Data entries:
[START]
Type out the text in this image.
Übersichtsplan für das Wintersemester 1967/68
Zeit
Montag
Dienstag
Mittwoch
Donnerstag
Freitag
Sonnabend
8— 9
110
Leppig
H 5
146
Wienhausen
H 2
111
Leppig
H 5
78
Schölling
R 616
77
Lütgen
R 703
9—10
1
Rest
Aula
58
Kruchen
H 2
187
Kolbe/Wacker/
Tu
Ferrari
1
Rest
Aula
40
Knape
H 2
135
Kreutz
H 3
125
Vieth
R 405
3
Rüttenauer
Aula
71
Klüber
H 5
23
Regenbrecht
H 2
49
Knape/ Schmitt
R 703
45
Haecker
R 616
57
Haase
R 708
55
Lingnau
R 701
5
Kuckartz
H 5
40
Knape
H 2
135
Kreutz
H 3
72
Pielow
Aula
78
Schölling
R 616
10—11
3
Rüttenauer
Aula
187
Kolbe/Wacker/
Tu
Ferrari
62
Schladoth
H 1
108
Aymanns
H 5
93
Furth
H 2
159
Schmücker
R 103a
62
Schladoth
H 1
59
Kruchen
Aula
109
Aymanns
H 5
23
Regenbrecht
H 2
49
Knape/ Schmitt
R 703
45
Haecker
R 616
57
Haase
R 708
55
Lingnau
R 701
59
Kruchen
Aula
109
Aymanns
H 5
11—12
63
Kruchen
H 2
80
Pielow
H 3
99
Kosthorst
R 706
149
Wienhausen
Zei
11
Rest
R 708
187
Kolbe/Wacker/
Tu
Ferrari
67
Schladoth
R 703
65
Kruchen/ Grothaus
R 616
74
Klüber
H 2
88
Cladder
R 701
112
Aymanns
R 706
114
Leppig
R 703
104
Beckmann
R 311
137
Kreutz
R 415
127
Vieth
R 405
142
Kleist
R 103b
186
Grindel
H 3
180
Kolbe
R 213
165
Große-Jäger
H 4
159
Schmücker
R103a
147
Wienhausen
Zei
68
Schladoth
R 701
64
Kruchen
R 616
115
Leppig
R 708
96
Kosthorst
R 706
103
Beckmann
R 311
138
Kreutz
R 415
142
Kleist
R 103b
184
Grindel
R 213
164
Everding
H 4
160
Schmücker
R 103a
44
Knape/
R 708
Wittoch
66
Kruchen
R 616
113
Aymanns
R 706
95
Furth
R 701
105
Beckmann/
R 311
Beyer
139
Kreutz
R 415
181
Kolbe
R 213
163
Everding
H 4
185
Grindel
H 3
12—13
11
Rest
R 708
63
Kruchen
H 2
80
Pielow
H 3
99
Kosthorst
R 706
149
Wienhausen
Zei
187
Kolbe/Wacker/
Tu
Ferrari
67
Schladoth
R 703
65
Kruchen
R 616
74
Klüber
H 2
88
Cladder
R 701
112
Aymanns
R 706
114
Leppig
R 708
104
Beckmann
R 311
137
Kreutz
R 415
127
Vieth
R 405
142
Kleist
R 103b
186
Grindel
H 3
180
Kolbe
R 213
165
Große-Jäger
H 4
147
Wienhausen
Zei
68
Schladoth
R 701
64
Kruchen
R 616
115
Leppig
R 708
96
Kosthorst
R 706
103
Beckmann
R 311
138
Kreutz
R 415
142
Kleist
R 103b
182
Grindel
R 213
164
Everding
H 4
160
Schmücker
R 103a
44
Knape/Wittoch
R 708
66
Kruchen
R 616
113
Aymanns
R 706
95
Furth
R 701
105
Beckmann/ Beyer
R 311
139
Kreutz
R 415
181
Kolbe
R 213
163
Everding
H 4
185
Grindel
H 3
[END]
Print the material above once more, exactly.

_Result of this task_
Type out the text in this image.
Übersichtsplan für das Wintersemester 1967/68
Zeit
Montag
Dienstag
Mittwoch
Donnerstag
Freitag
Sonnabend
8— 9
110
Leppig
H 5
146
Wienhausen
H 2
111
Leppig
H 5
78
Schölling
R 616
77
Lütgen
R 703
9—10
1
Rest
Aula
58
Kruchen
H 2
187
Kolbe/Wacker/
Tu
Ferrari
1
Rest
Aula
40
Knape
H 2
135
Kreutz
H 3
125
Vieth
R 405
3
Rüttenauer
Aula
71
Klüber
H 5
23
Regenbrecht
H 2
49
Knape/ Schmitt
R 703
45
Haecker
R 616
57
Haase
R 708
55
Lingnau
R 701
5
Kuckartz
H 5
40
Knape
H 2
135
Kreutz
H 3
72
Pielow
Aula
78
Schölling
R 616
10—11
3
Rüttenauer
Aula
187
Kolbe/Wacker/
Tu
Ferrari
62
Schladoth
H 1
108
Aymanns
H 5
93
Furth
H 2
159
Schmücker
R 103a
62
Schladoth
H 1
59
Kruchen
Aula
109
Aymanns
H 5
23
Regenbrecht
H 2
49
Knape/ Schmitt
R 703
45
Haecker
R 616
57
Haase
R 708
55
Lingnau
R 701
59
Kruchen
Aula
109
Aymanns
H 5
11—12
63
Kruchen
H 2
80
Pielow
H 3
99
Kosthorst
R 706
149
Wienhausen
Zei
11
Rest
R 708
187
Kolbe/Wacker/
Tu
Ferrari
67
Schladoth
R 703
65
Kruchen/ Grothaus
R 616
74
Klüber
H 2
88
Cladder
R 701
112
Aymanns
R 706
114
Leppig
R 703
104
Beckmann
R 311
137
Kreutz
R 415
127
Vieth
R 405
142
Kleist
R 103b
186
Grindel
H 3
180
Kolbe
R 213
165
Große-Jäger
H 4
159
Schmücker
R103a
147
Wienhausen
Zei
68
Schladoth
R 701
64
Kruchen
R 616
115
Leppig
R 708
96
Kosthorst
R 706
103
Beckmann
R 311
138
Kreutz
R 415
142
Kleist
R 103b
184
Grindel
R 213
164
Everding
H 4
160
Schmücker
R 103a
44
Knape/
R 708
Wittoch
66
Kruchen
R 616
113
Aymanns
R 706
95
Furth
R 701
105
Beckmann/
R 311
Beyer
139
Kreutz
R 415
181
Kolbe
R 213
163
Everding
H 4
185
Grindel
H 3
12—13
11
Rest
R 708
63
Kruchen
H 2
80
Pielow
H 3
99
Kosthorst
R 706
149
Wienhausen
Zei
187
Kolbe/Wacker/
Tu
Ferrari
67
Schladoth
R 703
65
Kruchen
R 616
74
Klüber
H 2
88
Cladder
R 701
112
Aymanns
R 706
114
Leppig
R 708
104
Beckmann
R 311
137
Kreutz
R 415
127
Vieth
R 405
142
Kleist
R 103b
186
Grindel
H 3
180
Kolbe
R 213
165
Große-Jäger
H 4
147
Wienhausen
Zei
68
Schladoth
R 701
64
Kruchen
R 616
115
Leppig
R 708
96
Kosthorst
R 706
103
Beckmann
R 311
138
Kreutz
R 415
142
Kleist
R 103b
182
Grindel
R 213
164
Everding
H 4
160
Schmücker
R 103a
44
Knape/Wittoch
R 708
66
Kruchen
R 616
113
Aymanns
R 706
95
Furth
R 701
105
Beckmann/ Beyer
R 311
139
Kreutz
R 415
181
Kolbe
R 213
163
Everding
H 4
185
Grindel
H 3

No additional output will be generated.